PROBLEM: Copy every line of the records below verbatim, omitting the pictures.

EXERCISE INPUTS:
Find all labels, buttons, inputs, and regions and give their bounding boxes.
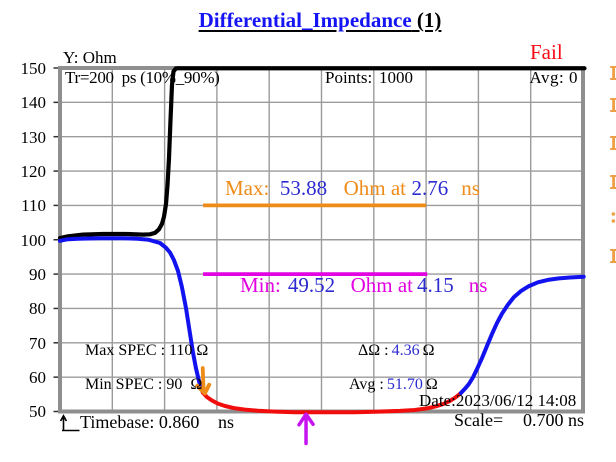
right-edge-clipped-text — [610, 110, 616, 112]
max-spec-readout: Max SPEC : 110 Ω — [85, 342, 209, 359]
points-value: 1000 — [379, 67, 413, 87]
y-tick-label: 110 — [21, 196, 46, 216]
page-title: Differential_Impedance (1) — [199, 10, 442, 31]
right-edge-clipped-text — [612, 250, 615, 261]
scale-value: 0.700 ns — [523, 409, 585, 430]
right-edge-clipped-text — [610, 98, 616, 100]
right-edge-clipped-text — [612, 137, 615, 148]
delta-value: 4.36 — [391, 342, 420, 359]
trace-impedance-before-window-blue — [58, 236, 205, 395]
date-stamp: Date:2023/06/12 14:08 — [419, 390, 577, 410]
trace-rise-reference-black — [57, 66, 587, 241]
average-value: 51.70 — [386, 375, 423, 393]
y-tick-label: 150 — [20, 58, 47, 78]
y-tick-label: 60 — [29, 367, 46, 387]
risetime-readout: Tr=200 ps (10%_90%) — [65, 67, 220, 87]
max-unit: ns — [461, 176, 480, 200]
min-label: Min: — [240, 273, 281, 297]
y-tick-label: 140 — [20, 93, 47, 113]
average-label: Avg : — [349, 375, 384, 393]
y-tick-label: 130 — [20, 127, 47, 147]
points-label: Points: — [325, 67, 373, 87]
right-edge-clipped-text — [610, 136, 616, 138]
y-tick-label: 90 — [29, 264, 46, 284]
max-mid-text: Ohm at — [343, 176, 406, 200]
min-unit: ns — [468, 273, 488, 297]
delta-label: ΔΩ : — [358, 342, 389, 359]
right-edge-clipped-text — [610, 249, 616, 251]
right-edge-clipped-text — [611, 219, 616, 223]
max-value: 53.88 — [279, 176, 328, 200]
title-text: Differential_Impedance — [198, 8, 412, 32]
delta-readout: ΔΩ :4.36 Ω — [358, 343, 435, 359]
min-time: 4.15 — [417, 273, 454, 297]
timebase-readout: Timebase: 0.860 — [80, 411, 200, 432]
status-badge: Fail — [530, 40, 563, 64]
right-edge-clipped-text — [610, 66, 616, 68]
y-tick-label: 80 — [29, 299, 46, 319]
title-index: (1) — [411, 8, 442, 32]
right-edge-clipped-text — [611, 212, 616, 216]
timebase-unit: ns — [218, 411, 235, 432]
right-edge-clipped-text — [610, 148, 616, 150]
y-tick-label: 120 — [20, 161, 47, 181]
right-edge-clipped-text — [610, 78, 616, 80]
right-edge-clipped-text — [610, 261, 616, 263]
max-time: 2.76 — [411, 176, 449, 200]
averaging-readout: Avg: 0 — [529, 67, 578, 87]
y-tick-label: 70 — [29, 333, 46, 353]
average-readout: Avg :51.70 Ω — [349, 375, 438, 393]
y-axis-title: Y: Ohm — [63, 48, 117, 67]
min-value: 49.52 — [287, 273, 336, 297]
right-edge-clipped-text — [610, 187, 616, 189]
min-cursor-arrow-head — [297, 412, 315, 427]
max-cursor-arrow-head — [195, 382, 212, 396]
min-readout: Min: 49.52 Ohm at 4.15 ns — [240, 275, 487, 296]
min-mid-text: Ohm at — [350, 273, 413, 297]
max-readout: Max: 53.88 Ohm at 2.76 ns — [225, 178, 480, 199]
max-label: Max: — [225, 176, 270, 200]
delta-unit: Ω — [422, 342, 435, 359]
scale-label: Scale= — [454, 409, 504, 430]
min-spec-readout: Min SPEC : 90 Ω — [85, 375, 203, 393]
y-tick-label: 50 — [29, 402, 46, 422]
max-cursor-arrow-shaft — [200, 366, 206, 391]
average-unit: Ω — [425, 375, 438, 393]
right-edge-clipped-text — [612, 176, 615, 187]
trace-impedance-measure-window-red — [200, 390, 463, 415]
trace-impedance-after-window-blue — [458, 274, 586, 395]
axis-origin-arrow-icon — [59, 414, 80, 432]
right-edge-clipped-text — [612, 99, 615, 110]
y-tick-label: 100 — [20, 230, 47, 250]
right-edge-clipped-text — [612, 67, 615, 78]
right-edge-clipped-text — [610, 175, 616, 177]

TASK RESPONSE:
Find all labels, buttons, inputs, and regions and give their bounding boxes.
right-edge-clipped-text — [610, 110, 616, 112]
max-spec-readout: Max SPEC : 110 Ω — [85, 342, 209, 359]
points-value: 1000 — [379, 67, 413, 87]
y-tick-label: 110 — [21, 196, 46, 216]
page-title: Differential_Impedance (1) — [199, 10, 442, 31]
right-edge-clipped-text — [612, 250, 615, 261]
scale-value: 0.700 ns — [523, 409, 585, 430]
right-edge-clipped-text — [610, 98, 616, 100]
right-edge-clipped-text — [612, 137, 615, 148]
delta-value: 4.36 — [391, 342, 420, 359]
trace-impedance-before-window-blue — [58, 236, 205, 395]
date-stamp: Date:2023/06/12 14:08 — [419, 390, 577, 410]
trace-rise-reference-black — [57, 66, 587, 241]
average-value: 51.70 — [386, 375, 423, 393]
y-tick-label: 150 — [20, 58, 47, 78]
y-tick-label: 60 — [29, 367, 46, 387]
risetime-readout: Tr=200 ps (10%_90%) — [65, 67, 220, 87]
max-unit: ns — [461, 176, 480, 200]
min-label: Min: — [240, 273, 281, 297]
y-tick-label: 140 — [20, 93, 47, 113]
average-label: Avg : — [349, 375, 384, 393]
y-tick-label: 130 — [20, 127, 47, 147]
points-label: Points: — [325, 67, 373, 87]
right-edge-clipped-text — [610, 136, 616, 138]
y-tick-label: 90 — [29, 264, 46, 284]
max-mid-text: Ohm at — [343, 176, 406, 200]
min-unit: ns — [468, 273, 488, 297]
delta-label: ΔΩ : — [358, 342, 389, 359]
right-edge-clipped-text — [610, 249, 616, 251]
right-edge-clipped-text — [611, 219, 616, 223]
max-value: 53.88 — [279, 176, 328, 200]
title-text: Differential_Impedance — [198, 8, 412, 32]
delta-readout: ΔΩ :4.36 Ω — [358, 343, 435, 359]
min-time: 4.15 — [417, 273, 454, 297]
timebase-readout: Timebase: 0.860 — [80, 411, 200, 432]
status-badge: Fail — [530, 40, 563, 64]
right-edge-clipped-text — [610, 66, 616, 68]
y-tick-label: 80 — [29, 299, 46, 319]
title-index: (1) — [411, 8, 442, 32]
right-edge-clipped-text — [611, 212, 616, 216]
timebase-unit: ns — [218, 411, 235, 432]
right-edge-clipped-text — [610, 148, 616, 150]
y-tick-label: 120 — [20, 161, 47, 181]
right-edge-clipped-text — [610, 78, 616, 80]
right-edge-clipped-text — [610, 261, 616, 263]
max-time: 2.76 — [411, 176, 449, 200]
averaging-readout: Avg: 0 — [529, 67, 578, 87]
y-tick-label: 70 — [29, 333, 46, 353]
average-readout: Avg :51.70 Ω — [349, 375, 438, 393]
y-axis-title: Y: Ohm — [63, 48, 117, 67]
min-value: 49.52 — [287, 273, 336, 297]
right-edge-clipped-text — [610, 187, 616, 189]
min-cursor-arrow-head — [297, 412, 315, 427]
max-cursor-arrow-head — [195, 382, 212, 396]
min-readout: Min: 49.52 Ohm at 4.15 ns — [240, 275, 487, 296]
min-mid-text: Ohm at — [350, 273, 413, 297]
max-readout: Max: 53.88 Ohm at 2.76 ns — [225, 178, 480, 199]
max-label: Max: — [225, 176, 270, 200]
delta-unit: Ω — [422, 342, 435, 359]
scale-label: Scale= — [454, 409, 504, 430]
min-spec-readout: Min SPEC : 90 Ω — [85, 375, 203, 393]
y-tick-label: 50 — [29, 402, 46, 422]
max-cursor-arrow-shaft — [200, 366, 206, 391]
average-unit: Ω — [425, 375, 438, 393]
right-edge-clipped-text — [612, 176, 615, 187]
trace-impedance-measure-window-red — [200, 390, 463, 415]
trace-impedance-after-window-blue — [458, 274, 586, 395]
axis-origin-arrow-icon — [59, 414, 80, 432]
right-edge-clipped-text — [612, 99, 615, 110]
y-tick-label: 100 — [20, 230, 47, 250]
right-edge-clipped-text — [612, 67, 615, 78]
right-edge-clipped-text — [610, 175, 616, 177]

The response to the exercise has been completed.